_Supplied passage_
Thanksgiving, i.e. National Overeater's Day
- I have always affectionately named Thanksgiving as National Overeaters
Day. I consider this affectionate because it seems to be a day that
overeating is accepted and even expected. Finally, overeaters get a
day all for themselves, without the judgments of being out of control
or bad for eating too much. Overeating is not bad. Everyone overeats
sometimes. The problem lies in doing so as a way to manage your emotions,
rather than to feed your body.
One reason we overeat on Thanksgiving is that the food is so yummy and it's something we have just once a year. Perhaps if Thanksgiving dinner came 3 times a week, we wouldn't feel the desire to gorge on turkey, mashed potatoes, gravy, and all the favorites as we do on that one day of the year. I know this is true for me.
I also think some of us overeat to manage the stress of being around our families! Perhaps you love your family, but they drive you crazy. Perhaps your family is too dysfunctional to like much, but you spend time with them anyway. Perhaps you avoid them altogether. Whichever you do, family can push all the right (or wrong) buttons and
create that desire to eat to push down the feelings. So, how do you cope with this and actually enjoy your turkey without needing to unbutton your pants and feel shame about eating?

_What needs to be done_
Answer these questions from the Thanksgiving text:
1. What name does the writer affectionately give Thanksgiving?
2. Where does the text say the problem with overeating lies?
3. How often would Thanksgiving dinner have to come, in the writer's example, for people perhaps not to feel the desire to gorge?

_Study material_
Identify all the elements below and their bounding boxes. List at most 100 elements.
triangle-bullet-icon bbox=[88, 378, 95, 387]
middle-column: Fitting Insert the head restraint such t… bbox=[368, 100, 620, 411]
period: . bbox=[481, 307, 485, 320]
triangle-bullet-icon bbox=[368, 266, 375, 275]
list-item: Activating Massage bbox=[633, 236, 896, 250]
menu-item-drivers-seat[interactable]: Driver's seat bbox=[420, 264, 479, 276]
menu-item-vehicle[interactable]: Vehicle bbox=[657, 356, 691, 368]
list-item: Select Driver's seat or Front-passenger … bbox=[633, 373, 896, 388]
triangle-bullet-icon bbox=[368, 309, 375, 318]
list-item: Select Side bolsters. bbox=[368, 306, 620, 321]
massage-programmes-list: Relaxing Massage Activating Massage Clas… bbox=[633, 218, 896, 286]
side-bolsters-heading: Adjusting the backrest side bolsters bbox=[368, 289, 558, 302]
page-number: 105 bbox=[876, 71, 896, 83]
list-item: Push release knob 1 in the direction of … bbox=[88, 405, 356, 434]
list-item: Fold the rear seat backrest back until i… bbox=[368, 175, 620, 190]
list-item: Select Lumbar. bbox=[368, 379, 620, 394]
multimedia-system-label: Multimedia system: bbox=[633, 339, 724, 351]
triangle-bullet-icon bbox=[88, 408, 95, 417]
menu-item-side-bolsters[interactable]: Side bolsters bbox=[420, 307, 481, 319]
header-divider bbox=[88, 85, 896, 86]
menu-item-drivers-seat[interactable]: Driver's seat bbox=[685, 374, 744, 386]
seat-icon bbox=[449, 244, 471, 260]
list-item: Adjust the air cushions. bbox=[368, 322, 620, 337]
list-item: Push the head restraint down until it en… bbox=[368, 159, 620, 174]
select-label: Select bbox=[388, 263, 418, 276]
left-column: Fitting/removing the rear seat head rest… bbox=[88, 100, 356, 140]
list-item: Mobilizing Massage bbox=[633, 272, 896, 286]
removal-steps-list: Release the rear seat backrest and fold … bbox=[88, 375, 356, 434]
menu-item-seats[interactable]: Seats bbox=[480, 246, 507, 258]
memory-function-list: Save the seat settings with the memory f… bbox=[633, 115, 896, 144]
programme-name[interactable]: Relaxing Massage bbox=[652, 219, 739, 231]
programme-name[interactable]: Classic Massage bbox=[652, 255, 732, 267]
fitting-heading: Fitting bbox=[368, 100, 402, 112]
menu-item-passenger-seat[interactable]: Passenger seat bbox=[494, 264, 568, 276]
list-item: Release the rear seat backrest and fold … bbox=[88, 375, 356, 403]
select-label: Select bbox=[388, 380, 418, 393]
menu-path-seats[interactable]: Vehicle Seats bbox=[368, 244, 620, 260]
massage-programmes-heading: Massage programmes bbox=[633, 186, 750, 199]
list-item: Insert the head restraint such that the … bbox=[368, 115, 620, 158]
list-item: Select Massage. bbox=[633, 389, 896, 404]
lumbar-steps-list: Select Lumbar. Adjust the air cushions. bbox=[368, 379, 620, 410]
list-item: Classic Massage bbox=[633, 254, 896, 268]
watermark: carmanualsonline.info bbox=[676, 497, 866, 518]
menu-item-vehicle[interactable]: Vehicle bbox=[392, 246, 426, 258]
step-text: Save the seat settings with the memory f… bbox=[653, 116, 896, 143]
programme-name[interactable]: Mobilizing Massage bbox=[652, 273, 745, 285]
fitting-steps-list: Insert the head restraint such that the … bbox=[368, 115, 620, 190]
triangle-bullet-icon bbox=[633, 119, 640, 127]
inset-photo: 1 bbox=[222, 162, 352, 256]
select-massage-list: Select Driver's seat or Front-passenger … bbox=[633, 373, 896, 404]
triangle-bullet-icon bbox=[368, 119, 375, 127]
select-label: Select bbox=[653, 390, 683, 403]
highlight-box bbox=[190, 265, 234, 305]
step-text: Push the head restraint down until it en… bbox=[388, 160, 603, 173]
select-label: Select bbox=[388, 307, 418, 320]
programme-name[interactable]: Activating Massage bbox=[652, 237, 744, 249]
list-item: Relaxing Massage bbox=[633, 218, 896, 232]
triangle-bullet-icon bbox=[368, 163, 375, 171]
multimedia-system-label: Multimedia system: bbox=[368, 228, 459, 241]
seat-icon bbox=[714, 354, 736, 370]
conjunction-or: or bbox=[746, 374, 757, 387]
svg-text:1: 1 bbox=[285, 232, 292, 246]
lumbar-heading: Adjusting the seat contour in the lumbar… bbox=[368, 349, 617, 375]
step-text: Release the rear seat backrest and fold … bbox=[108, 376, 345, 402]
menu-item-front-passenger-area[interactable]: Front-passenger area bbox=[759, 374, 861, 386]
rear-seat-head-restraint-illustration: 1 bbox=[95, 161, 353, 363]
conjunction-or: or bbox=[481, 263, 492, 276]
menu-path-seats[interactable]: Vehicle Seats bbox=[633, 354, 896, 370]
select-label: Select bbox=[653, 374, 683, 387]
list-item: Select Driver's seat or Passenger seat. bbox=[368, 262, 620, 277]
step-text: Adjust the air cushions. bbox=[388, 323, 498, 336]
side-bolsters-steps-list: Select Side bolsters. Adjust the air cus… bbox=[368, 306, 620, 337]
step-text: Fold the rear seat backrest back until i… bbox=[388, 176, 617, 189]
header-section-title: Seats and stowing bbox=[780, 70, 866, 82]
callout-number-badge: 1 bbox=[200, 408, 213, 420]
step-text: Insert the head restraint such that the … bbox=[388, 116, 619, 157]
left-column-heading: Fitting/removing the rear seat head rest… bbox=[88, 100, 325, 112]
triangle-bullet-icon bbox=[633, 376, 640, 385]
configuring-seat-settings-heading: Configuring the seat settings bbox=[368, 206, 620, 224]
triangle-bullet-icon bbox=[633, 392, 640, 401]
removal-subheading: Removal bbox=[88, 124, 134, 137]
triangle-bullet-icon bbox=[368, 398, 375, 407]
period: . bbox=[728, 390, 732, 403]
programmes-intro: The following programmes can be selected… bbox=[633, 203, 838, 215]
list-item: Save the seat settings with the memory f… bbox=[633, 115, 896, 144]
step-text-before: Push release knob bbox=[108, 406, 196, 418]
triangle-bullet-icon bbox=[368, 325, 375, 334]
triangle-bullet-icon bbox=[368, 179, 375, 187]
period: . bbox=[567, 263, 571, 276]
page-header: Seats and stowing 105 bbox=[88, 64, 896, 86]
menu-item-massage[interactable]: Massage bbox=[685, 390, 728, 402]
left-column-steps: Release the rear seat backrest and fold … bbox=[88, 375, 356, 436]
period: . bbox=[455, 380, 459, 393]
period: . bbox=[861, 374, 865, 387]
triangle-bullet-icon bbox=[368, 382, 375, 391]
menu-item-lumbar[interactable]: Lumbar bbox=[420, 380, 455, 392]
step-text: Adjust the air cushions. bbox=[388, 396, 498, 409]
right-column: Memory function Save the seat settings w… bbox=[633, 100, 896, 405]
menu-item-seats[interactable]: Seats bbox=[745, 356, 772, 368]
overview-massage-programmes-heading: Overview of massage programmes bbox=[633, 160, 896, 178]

_Response to this exercise_
1. National Overeaters Day.
2. In overeating as a way to manage your emotions rather than to feed your body.
3. Three times a week.